== Recorded information

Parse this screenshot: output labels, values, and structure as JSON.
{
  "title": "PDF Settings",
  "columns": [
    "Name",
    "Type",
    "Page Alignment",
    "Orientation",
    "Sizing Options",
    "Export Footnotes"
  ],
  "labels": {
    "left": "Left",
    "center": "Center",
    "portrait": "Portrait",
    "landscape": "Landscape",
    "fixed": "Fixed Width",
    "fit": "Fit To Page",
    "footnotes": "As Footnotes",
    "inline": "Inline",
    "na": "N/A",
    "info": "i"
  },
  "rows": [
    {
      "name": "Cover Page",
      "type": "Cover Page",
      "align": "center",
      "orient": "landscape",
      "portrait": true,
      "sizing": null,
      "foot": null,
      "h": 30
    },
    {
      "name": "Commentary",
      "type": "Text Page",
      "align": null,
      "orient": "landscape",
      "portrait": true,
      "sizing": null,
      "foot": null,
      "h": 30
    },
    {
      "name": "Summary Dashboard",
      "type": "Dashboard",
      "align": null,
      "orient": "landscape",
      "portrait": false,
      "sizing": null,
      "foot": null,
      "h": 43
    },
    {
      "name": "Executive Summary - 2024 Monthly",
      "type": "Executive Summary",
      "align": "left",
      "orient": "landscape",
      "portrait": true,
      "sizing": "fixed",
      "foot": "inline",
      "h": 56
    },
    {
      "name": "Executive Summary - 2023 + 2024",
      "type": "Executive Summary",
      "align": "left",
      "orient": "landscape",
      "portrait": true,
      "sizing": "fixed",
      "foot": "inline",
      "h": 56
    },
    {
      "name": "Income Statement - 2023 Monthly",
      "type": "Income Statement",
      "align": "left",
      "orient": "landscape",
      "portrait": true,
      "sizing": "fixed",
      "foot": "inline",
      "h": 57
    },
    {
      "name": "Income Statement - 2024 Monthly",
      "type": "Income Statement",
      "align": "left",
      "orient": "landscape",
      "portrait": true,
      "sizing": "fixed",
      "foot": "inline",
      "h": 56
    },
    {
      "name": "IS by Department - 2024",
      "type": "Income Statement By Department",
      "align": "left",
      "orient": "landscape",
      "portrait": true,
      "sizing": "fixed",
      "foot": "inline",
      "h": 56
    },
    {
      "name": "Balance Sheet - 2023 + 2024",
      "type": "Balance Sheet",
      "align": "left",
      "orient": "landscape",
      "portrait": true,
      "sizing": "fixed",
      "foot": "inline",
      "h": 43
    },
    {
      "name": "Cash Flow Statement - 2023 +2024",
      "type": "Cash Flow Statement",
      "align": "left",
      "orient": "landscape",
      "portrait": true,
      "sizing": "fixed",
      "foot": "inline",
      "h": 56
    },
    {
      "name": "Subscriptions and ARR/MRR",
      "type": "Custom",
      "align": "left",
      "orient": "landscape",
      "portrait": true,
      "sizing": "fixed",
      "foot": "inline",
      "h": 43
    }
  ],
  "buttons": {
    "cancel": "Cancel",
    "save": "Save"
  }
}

====

### Aim
Every line of the data above should be copied exactly.

### Right answer
Parse this screenshot: output labels, values, and structure as JSON.
{
  "title": "PDF Settings",
  "columns": [
    "Name",
    "Type",
    "Page Alignment",
    "Orientation",
    "Sizing Options",
    "Export Footnotes"
  ],
  "labels": {
    "left": "Left",
    "center": "Center",
    "portrait": "Portrait",
    "landscape": "Landscape",
    "fixed": "Fixed Width",
    "fit": "Fit To Page",
    "footnotes": "As Footnotes",
    "inline": "Inline",
    "na": "N/A",
    "info": "i"
  },
  "rows": [
    {
      "name": "Cover Page",
      "type": "Cover Page",
      "align": "center",
      "orient": "landscape",
      "portrait": true,
      "sizing": null,
      "foot": null,
      "h": 30
    },
    {
      "name": "Commentary",
      "type": "Text Page",
      "align": null,
      "orient": "landscape",
      "portrait": true,
      "sizing": null,
      "foot": null,
      "h": 30
    },
    {
      "name": "Summary Dashboard",
      "type": "Dashboard",
      "align": null,
      "orient": "landscape",
      "portrait": false,
      "sizing": null,
      "foot": null,
      "h": 43
    },
    {
      "name": "Executive Summary - 2024 Monthly",
      "type": "Executive Summary",
      "align": "left",
      "orient": "landscape",
      "portrait": true,
      "sizing": "fixed",
      "foot": "inline",
      "h": 56
    },
    {
      "name": "Executive Summary - 2023 + 2024",
      "type": "Executive Summary",
      "align": "left",
      "orient": "landscape",
      "portrait": true,
      "sizing": "fixed",
      "foot": "inline",
      "h": 56
    },
    {
      "name": "Income Statement - 2023 Monthly",
      "type": "Income Statement",
      "align": "left",
      "orient": "landscape",
      "portrait": true,
      "sizing": "fixed",
      "foot": "inline",
      "h": 57
    },
    {
      "name": "Income Statement - 2024 Monthly",
      "type": "Income Statement",
      "align": "left",
      "orient": "landscape",
      "portrait": true,
      "sizing": "fixed",
      "foot": "inline",
      "h": 56
    },
    {
      "name": "IS by Department - 2024",
      "type": "Income Statement By Department",
      "align": "left",
      "orient": "landscape",
      "portrait": true,
      "sizing": "fixed",
      "foot": "inline",
      "h": 56
    },
    {
      "name": "Balance Sheet - 2023 + 2024",
      "type": "Balance Sheet",
      "align": "left",
      "orient": "landscape",
      "portrait": true,
      "sizing": "fixed",
      "foot": "inline",
      "h": 43
    },
    {
      "name": "Cash Flow Statement - 2023 +2024",
      "type": "Cash Flow Statement",
      "align": "left",
      "orient": "landscape",
      "portrait": true,
      "sizing": "fixed",
      "foot": "inline",
      "h": 56
    },
    {
      "name": "Subscriptions and ARR/MRR",
      "type": "Custom",
      "align": "left",
      "orient": "landscape",
      "portrait": true,
      "sizing": "fixed",
      "foot": "inline",
      "h": 43
    }
  ],
  "buttons": {
    "cancel": "Cancel",
    "save": "Save"
  }
}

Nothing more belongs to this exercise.